[Given exercise] Answer with one number: how many lines hold the string "exceeding".

Figure data in JSON:
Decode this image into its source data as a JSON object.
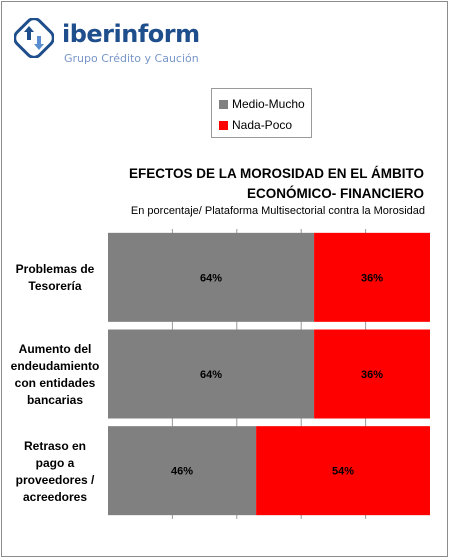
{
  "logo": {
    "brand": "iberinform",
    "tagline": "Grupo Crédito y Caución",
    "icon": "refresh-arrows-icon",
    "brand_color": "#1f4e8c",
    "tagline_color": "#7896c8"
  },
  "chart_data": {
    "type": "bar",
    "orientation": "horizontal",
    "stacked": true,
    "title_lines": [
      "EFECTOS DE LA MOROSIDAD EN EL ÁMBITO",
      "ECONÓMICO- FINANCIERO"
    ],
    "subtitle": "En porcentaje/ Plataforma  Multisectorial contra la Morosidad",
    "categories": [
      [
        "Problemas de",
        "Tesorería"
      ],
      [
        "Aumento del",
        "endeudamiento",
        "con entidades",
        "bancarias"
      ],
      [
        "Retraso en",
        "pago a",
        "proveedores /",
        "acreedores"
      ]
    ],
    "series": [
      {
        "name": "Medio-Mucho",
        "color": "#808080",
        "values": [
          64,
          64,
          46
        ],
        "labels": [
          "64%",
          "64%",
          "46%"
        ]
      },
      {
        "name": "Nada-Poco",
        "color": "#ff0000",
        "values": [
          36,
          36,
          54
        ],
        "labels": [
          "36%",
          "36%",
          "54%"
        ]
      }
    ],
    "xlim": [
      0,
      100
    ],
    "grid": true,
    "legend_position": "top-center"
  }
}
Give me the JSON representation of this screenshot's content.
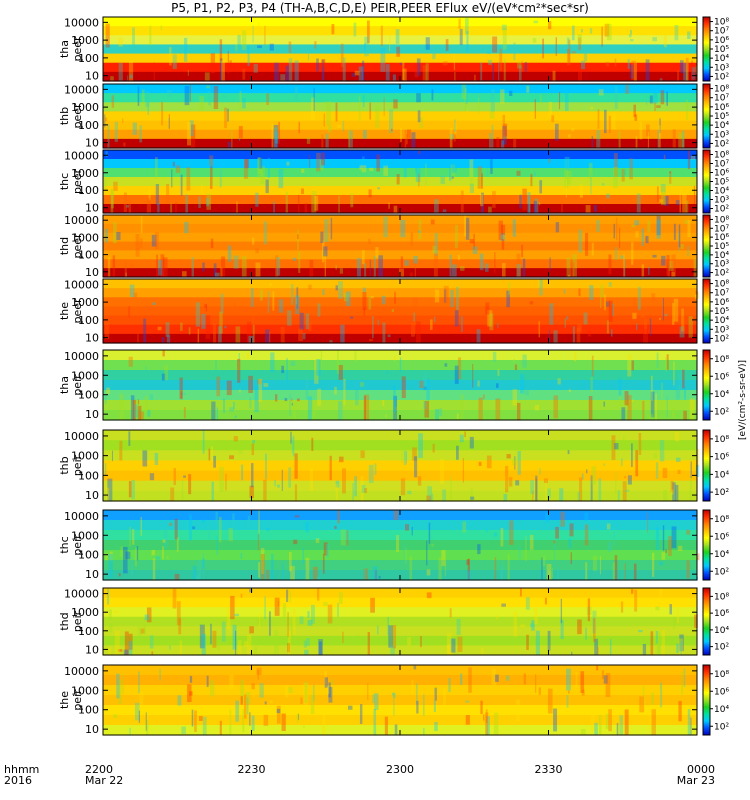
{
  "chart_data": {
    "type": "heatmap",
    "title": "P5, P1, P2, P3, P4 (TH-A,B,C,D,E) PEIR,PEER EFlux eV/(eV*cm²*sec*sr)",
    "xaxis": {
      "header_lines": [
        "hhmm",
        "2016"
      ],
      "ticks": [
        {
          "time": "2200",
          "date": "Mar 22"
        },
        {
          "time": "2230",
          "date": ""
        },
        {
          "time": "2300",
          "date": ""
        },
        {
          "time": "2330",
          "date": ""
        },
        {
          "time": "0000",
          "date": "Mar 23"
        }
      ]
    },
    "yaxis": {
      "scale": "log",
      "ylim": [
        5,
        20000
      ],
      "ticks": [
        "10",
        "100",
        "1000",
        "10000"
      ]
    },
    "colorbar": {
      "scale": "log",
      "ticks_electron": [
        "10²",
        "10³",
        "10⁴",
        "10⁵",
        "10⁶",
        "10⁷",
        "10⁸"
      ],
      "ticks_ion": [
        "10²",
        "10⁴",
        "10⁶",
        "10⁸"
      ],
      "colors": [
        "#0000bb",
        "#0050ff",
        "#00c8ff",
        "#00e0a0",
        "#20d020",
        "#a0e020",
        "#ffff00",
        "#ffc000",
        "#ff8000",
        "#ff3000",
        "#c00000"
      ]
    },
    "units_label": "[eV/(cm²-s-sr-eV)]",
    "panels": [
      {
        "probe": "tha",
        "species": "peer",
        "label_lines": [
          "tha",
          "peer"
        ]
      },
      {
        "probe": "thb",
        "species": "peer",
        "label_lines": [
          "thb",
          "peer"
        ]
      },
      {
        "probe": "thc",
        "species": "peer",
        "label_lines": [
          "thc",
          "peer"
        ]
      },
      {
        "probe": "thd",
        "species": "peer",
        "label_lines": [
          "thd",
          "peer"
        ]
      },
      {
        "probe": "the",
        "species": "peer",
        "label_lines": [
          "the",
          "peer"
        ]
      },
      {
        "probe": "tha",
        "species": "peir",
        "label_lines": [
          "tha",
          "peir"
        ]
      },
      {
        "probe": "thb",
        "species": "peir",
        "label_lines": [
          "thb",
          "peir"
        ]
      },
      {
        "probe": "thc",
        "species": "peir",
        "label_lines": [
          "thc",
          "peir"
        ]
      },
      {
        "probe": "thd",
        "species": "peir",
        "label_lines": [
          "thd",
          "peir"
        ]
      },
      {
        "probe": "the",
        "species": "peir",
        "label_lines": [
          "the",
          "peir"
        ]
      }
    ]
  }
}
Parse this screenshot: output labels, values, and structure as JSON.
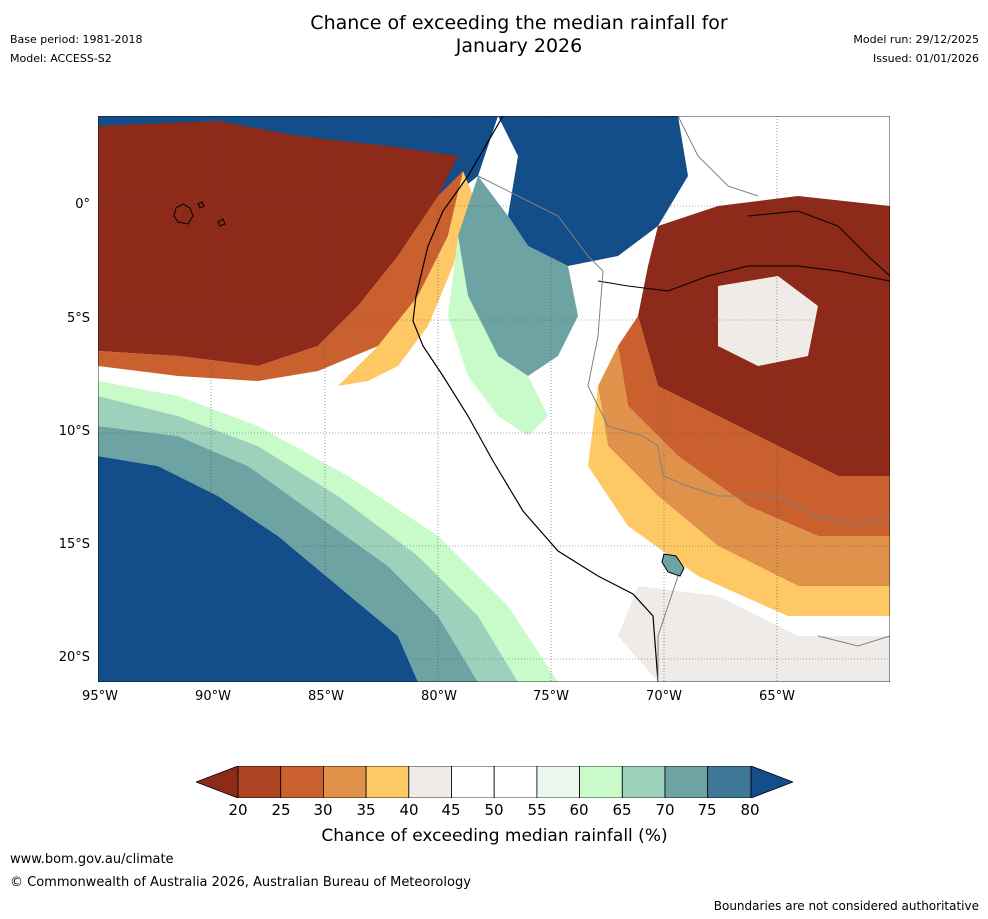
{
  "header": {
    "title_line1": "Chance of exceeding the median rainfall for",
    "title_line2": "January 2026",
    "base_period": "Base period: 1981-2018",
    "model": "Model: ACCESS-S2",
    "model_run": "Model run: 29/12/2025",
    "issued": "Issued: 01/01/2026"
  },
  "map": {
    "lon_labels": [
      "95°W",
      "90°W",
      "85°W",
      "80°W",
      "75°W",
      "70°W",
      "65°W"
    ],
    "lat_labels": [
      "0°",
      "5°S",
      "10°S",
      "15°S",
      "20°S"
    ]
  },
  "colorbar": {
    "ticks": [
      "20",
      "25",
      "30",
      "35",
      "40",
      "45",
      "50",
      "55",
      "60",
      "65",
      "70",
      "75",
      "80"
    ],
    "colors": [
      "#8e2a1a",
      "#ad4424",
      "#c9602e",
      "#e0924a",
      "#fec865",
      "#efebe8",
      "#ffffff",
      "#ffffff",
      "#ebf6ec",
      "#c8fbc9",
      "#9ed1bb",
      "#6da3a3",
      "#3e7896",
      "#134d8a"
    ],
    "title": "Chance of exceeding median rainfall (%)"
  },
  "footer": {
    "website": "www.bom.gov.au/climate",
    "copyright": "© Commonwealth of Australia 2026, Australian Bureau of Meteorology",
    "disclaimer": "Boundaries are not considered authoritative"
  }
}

[Exercise response] 2